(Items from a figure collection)
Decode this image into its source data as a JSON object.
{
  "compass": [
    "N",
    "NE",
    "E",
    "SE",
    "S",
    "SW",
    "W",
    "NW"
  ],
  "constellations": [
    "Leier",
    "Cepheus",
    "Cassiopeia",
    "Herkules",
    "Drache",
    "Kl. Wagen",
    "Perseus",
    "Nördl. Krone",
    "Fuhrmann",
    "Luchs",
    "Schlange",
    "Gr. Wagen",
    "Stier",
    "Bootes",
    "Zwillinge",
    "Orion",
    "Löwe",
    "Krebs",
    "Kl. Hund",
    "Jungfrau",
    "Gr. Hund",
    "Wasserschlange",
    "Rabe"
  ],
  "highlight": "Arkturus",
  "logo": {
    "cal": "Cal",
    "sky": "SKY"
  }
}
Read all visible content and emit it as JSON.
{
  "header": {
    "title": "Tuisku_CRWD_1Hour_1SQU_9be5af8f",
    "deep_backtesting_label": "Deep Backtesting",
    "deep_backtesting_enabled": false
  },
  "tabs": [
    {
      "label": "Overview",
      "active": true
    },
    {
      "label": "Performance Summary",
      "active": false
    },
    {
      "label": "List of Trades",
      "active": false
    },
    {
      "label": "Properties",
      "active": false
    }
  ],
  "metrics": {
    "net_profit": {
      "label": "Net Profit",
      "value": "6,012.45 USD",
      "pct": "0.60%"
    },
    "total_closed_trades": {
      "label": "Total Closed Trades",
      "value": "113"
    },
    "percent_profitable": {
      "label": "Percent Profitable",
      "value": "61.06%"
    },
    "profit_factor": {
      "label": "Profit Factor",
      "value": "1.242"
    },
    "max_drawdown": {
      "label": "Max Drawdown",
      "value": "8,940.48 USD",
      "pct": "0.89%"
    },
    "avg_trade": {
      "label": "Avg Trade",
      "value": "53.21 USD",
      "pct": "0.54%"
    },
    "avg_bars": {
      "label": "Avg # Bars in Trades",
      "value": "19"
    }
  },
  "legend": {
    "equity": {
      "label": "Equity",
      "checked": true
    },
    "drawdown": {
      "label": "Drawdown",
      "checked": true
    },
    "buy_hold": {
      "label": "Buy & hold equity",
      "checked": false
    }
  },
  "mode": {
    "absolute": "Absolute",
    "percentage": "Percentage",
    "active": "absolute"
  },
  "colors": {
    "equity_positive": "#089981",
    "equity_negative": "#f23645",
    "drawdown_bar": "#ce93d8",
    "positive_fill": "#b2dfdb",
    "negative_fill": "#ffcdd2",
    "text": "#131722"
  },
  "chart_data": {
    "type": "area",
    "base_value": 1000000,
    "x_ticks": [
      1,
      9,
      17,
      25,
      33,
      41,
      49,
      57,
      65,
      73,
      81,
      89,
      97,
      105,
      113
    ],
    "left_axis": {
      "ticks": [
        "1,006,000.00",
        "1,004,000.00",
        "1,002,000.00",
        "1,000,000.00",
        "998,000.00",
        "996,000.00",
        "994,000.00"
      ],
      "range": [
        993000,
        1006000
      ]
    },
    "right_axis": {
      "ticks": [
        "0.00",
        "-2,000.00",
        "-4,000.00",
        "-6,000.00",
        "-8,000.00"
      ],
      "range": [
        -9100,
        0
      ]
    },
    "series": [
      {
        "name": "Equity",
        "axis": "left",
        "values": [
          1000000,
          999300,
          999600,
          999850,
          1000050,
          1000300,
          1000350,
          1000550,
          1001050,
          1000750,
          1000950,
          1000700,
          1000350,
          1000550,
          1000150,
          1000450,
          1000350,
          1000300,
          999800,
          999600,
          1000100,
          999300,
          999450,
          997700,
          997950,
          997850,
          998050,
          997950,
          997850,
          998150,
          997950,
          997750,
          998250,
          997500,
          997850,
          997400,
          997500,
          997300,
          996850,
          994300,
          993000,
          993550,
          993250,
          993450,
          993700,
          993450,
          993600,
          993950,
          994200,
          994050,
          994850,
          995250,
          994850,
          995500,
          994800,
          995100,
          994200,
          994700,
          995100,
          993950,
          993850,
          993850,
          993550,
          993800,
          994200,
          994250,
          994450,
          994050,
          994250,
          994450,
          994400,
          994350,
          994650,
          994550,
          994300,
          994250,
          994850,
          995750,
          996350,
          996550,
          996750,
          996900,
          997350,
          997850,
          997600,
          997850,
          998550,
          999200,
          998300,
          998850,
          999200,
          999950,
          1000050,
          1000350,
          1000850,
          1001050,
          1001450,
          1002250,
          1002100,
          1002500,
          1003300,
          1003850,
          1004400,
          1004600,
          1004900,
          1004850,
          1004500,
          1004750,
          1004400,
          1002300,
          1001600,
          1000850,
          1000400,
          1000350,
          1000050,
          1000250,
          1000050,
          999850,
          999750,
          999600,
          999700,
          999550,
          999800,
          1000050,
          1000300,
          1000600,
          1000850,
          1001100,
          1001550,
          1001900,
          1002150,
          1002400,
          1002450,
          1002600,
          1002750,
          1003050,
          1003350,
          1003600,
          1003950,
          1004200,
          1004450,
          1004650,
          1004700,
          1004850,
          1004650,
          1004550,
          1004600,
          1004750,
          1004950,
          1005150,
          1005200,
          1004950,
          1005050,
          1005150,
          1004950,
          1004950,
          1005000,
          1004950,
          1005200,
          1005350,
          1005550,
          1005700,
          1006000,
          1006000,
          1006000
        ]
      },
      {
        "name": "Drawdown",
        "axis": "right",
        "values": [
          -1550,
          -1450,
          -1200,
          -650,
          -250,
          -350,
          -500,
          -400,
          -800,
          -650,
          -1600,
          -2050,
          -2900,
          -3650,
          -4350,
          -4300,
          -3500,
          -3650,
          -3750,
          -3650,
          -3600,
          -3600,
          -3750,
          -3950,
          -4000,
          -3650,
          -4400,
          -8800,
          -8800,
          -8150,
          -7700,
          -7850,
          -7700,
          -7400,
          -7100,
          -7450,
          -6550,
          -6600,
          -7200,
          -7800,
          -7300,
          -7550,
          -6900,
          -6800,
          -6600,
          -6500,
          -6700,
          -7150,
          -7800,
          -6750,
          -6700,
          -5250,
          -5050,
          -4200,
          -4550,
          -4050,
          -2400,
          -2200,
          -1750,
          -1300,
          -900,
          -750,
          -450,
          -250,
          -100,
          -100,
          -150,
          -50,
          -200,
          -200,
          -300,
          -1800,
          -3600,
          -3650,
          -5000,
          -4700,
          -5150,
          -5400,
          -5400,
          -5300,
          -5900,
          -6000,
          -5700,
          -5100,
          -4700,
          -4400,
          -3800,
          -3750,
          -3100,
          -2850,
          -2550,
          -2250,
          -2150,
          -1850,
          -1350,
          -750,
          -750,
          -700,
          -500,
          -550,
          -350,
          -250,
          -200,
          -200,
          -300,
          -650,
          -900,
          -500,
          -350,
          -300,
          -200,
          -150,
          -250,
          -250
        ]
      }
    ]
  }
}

Stated goal:
From the records above, extract each line exactly as shown.

Exercise answer:
Decode this image into its source data as a JSON object.
{
  "compass": [
    "N",
    "NE",
    "E",
    "SE",
    "S",
    "SW",
    "W",
    "NW"
  ],
  "constellations": [
    "Leier",
    "Cepheus",
    "Cassiopeia",
    "Herkules",
    "Drache",
    "Kl. Wagen",
    "Perseus",
    "Nördl. Krone",
    "Fuhrmann",
    "Luchs",
    "Schlange",
    "Gr. Wagen",
    "Stier",
    "Bootes",
    "Zwillinge",
    "Orion",
    "Löwe",
    "Krebs",
    "Kl. Hund",
    "Jungfrau",
    "Gr. Hund",
    "Wasserschlange",
    "Rabe"
  ],
  "highlight": "Arkturus",
  "logo": {
    "cal": "Cal",
    "sky": "SKY"
  }
}
Read all visible content and emit it as JSON.
{
  "header": {
    "title": "Tuisku_CRWD_1Hour_1SQU_9be5af8f",
    "deep_backtesting_label": "Deep Backtesting",
    "deep_backtesting_enabled": false
  },
  "tabs": [
    {
      "label": "Overview",
      "active": true
    },
    {
      "label": "Performance Summary",
      "active": false
    },
    {
      "label": "List of Trades",
      "active": false
    },
    {
      "label": "Properties",
      "active": false
    }
  ],
  "metrics": {
    "net_profit": {
      "label": "Net Profit",
      "value": "6,012.45 USD",
      "pct": "0.60%"
    },
    "total_closed_trades": {
      "label": "Total Closed Trades",
      "value": "113"
    },
    "percent_profitable": {
      "label": "Percent Profitable",
      "value": "61.06%"
    },
    "profit_factor": {
      "label": "Profit Factor",
      "value": "1.242"
    },
    "max_drawdown": {
      "label": "Max Drawdown",
      "value": "8,940.48 USD",
      "pct": "0.89%"
    },
    "avg_trade": {
      "label": "Avg Trade",
      "value": "53.21 USD",
      "pct": "0.54%"
    },
    "avg_bars": {
      "label": "Avg # Bars in Trades",
      "value": "19"
    }
  },
  "legend": {
    "equity": {
      "label": "Equity",
      "checked": true
    },
    "drawdown": {
      "label": "Drawdown",
      "checked": true
    },
    "buy_hold": {
      "label": "Buy & hold equity",
      "checked": false
    }
  },
  "mode": {
    "absolute": "Absolute",
    "percentage": "Percentage",
    "active": "absolute"
  },
  "colors": {
    "equity_positive": "#089981",
    "equity_negative": "#f23645",
    "drawdown_bar": "#ce93d8",
    "positive_fill": "#b2dfdb",
    "negative_fill": "#ffcdd2",
    "text": "#131722"
  },
  "chart_data": {
    "type": "area",
    "base_value": 1000000,
    "x_ticks": [
      1,
      9,
      17,
      25,
      33,
      41,
      49,
      57,
      65,
      73,
      81,
      89,
      97,
      105,
      113
    ],
    "left_axis": {
      "ticks": [
        "1,006,000.00",
        "1,004,000.00",
        "1,002,000.00",
        "1,000,000.00",
        "998,000.00",
        "996,000.00",
        "994,000.00"
      ],
      "range": [
        993000,
        1006000
      ]
    },
    "right_axis": {
      "ticks": [
        "0.00",
        "-2,000.00",
        "-4,000.00",
        "-6,000.00",
        "-8,000.00"
      ],
      "range": [
        -9100,
        0
      ]
    },
    "series": [
      {
        "name": "Equity",
        "axis": "left",
        "values": [
          1000000,
          999300,
          999600,
          999850,
          1000050,
          1000300,
          1000350,
          1000550,
          1001050,
          1000750,
          1000950,
          1000700,
          1000350,
          1000550,
          1000150,
          1000450,
          1000350,
          1000300,
          999800,
          999600,
          1000100,
          999300,
          999450,
          997700,
          997950,
          997850,
          998050,
          997950,
          997850,
          998150,
          997950,
          997750,
          998250,
          997500,
          997850,
          997400,
          997500,
          997300,
          996850,
          994300,
          993000,
          993550,
          993250,
          993450,
          993700,
          993450,
          993600,
          993950,
          994200,
          994050,
          994850,
          995250,
          994850,
          995500,
          994800,
          995100,
          994200,
          994700,
          995100,
          993950,
          993850,
          993850,
          993550,
          993800,
          994200,
          994250,
          994450,
          994050,
          994250,
          994450,
          994400,
          994350,
          994650,
          994550,
          994300,
          994250,
          994850,
          995750,
          996350,
          996550,
          996750,
          996900,
          997350,
          997850,
          997600,
          997850,
          998550,
          999200,
          998300,
          998850,
          999200,
          999950,
          1000050,
          1000350,
          1000850,
          1001050,
          1001450,
          1002250,
          1002100,
          1002500,
          1003300,
          1003850,
          1004400,
          1004600,
          1004900,
          1004850,
          1004500,
          1004750,
          1004400,
          1002300,
          1001600,
          1000850,
          1000400,
          1000350,
          1000050,
          1000250,
          1000050,
          999850,
          999750,
          999600,
          999700,
          999550,
          999800,
          1000050,
          1000300,
          1000600,
          1000850,
          1001100,
          1001550,
          1001900,
          1002150,
          1002400,
          1002450,
          1002600,
          1002750,
          1003050,
          1003350,
          1003600,
          1003950,
          1004200,
          1004450,
          1004650,
          1004700,
          1004850,
          1004650,
          1004550,
          1004600,
          1004750,
          1004950,
          1005150,
          1005200,
          1004950,
          1005050,
          1005150,
          1004950,
          1004950,
          1005000,
          1004950,
          1005200,
          1005350,
          1005550,
          1005700,
          1006000,
          1006000,
          1006000
        ]
      },
      {
        "name": "Drawdown",
        "axis": "right",
        "values": [
          -1550,
          -1450,
          -1200,
          -650,
          -250,
          -350,
          -500,
          -400,
          -800,
          -650,
          -1600,
          -2050,
          -2900,
          -3650,
          -4350,
          -4300,
          -3500,
          -3650,
          -3750,
          -3650,
          -3600,
          -3600,
          -3750,
          -3950,
          -4000,
          -3650,
          -4400,
          -8800,
          -8800,
          -8150,
          -7700,
          -7850,
          -7700,
          -7400,
          -7100,
          -7450,
          -6550,
          -6600,
          -7200,
          -7800,
          -7300,
          -7550,
          -6900,
          -6800,
          -6600,
          -6500,
          -6700,
          -7150,
          -7800,
          -6750,
          -6700,
          -5250,
          -5050,
          -4200,
          -4550,
          -4050,
          -2400,
          -2200,
          -1750,
          -1300,
          -900,
          -750,
          -450,
          -250,
          -100,
          -100,
          -150,
          -50,
          -200,
          -200,
          -300,
          -1800,
          -3600,
          -3650,
          -5000,
          -4700,
          -5150,
          -5400,
          -5400,
          -5300,
          -5900,
          -6000,
          -5700,
          -5100,
          -4700,
          -4400,
          -3800,
          -3750,
          -3100,
          -2850,
          -2550,
          -2250,
          -2150,
          -1850,
          -1350,
          -750,
          -750,
          -700,
          -500,
          -550,
          -350,
          -250,
          -200,
          -200,
          -300,
          -650,
          -900,
          -500,
          -350,
          -300,
          -200,
          -150,
          -250,
          -250
        ]
      }
    ]
  }
}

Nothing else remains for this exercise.